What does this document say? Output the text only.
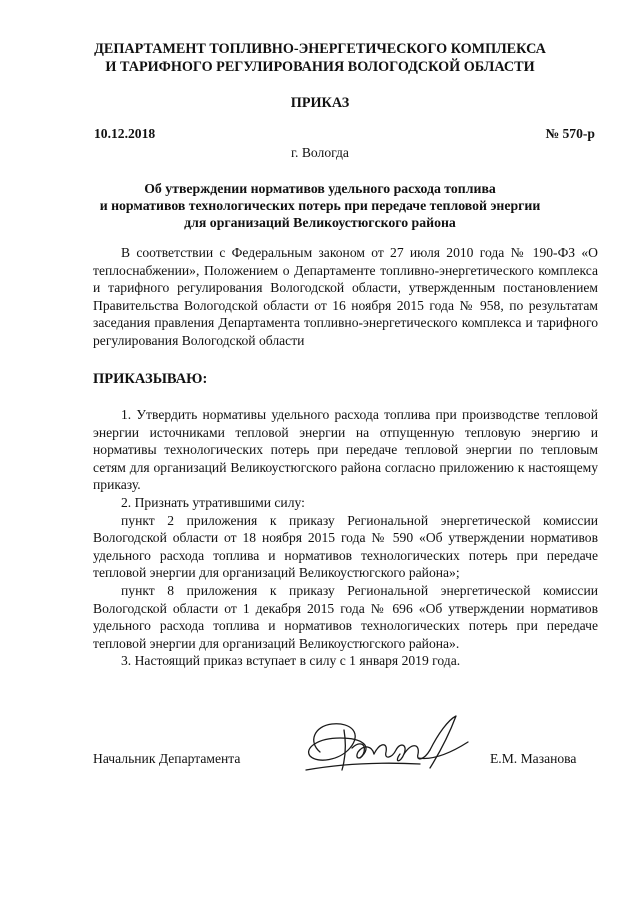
ДЕПАРТАМЕНТ ТОПЛИВНО-ЭНЕРГЕТИЧЕСКОГО КОМПЛЕКСА
И ТАРИФНОГО РЕГУЛИРОВАНИЯ ВОЛОГОДСКОЙ ОБЛАСТИ
ПРИКАЗ
10.12.2018	№ 570-р
г. Вологда
Об утверждении нормативов удельного расхода топлива
и нормативов технологических потерь при передаче тепловой энергии
для организаций Великоустюгского района

В соответствии с Федеральным законом от 27 июля 2010 года № 190-ФЗ «О теплоснабжении», Положением о Департаменте топливно-энергетического комплекса и тарифного регулирования Вологодской области, утвержденным постановлением Правительства Вологодской области от 16 ноября 2015 года № 958, по результатам заседания правления Департамента топливно-энергетического комплекса и тарифного регулирования Вологодской области

ПРИКАЗЫВАЮ:

1. Утвердить нормативы удельного расхода топлива при производстве тепловой энергии источниками тепловой энергии на отпущенную тепловую энергию и нормативы технологических потерь при передаче тепловой энергии по тепловым сетям для организаций Великоустюгского района согласно приложению к настоящему приказу.

2. Признать утратившими силу:

пункт 2 приложения к приказу Региональной энергетической комиссии Вологодской области от 18 ноября 2015 года № 590 «Об утверждении нормативов удельного расхода топлива и нормативов технологических потерь при передаче тепловой энергии для организаций Великоустюгского района»;

пункт 8 приложения к приказу Региональной энергетической комиссии Вологодской области от 1 декабря 2015 года № 696 «Об утверждении нормативов удельного расхода топлива и нормативов технологических потерь при передаче тепловой энергии для организаций Великоустюгского района».

3. Настоящий приказ вступает в силу с 1 января 2019 года.

Начальник Департамента	Е.М. Мазанова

◆ ◆ ◆ ◆

→ TASK BRIEF
From the listing above, copy every line that holds the string "силу".

→ RESULT OF THE TASK
2. Признать утратившими силу:
3. Настоящий приказ вступает в силу с 1 января 2019 года.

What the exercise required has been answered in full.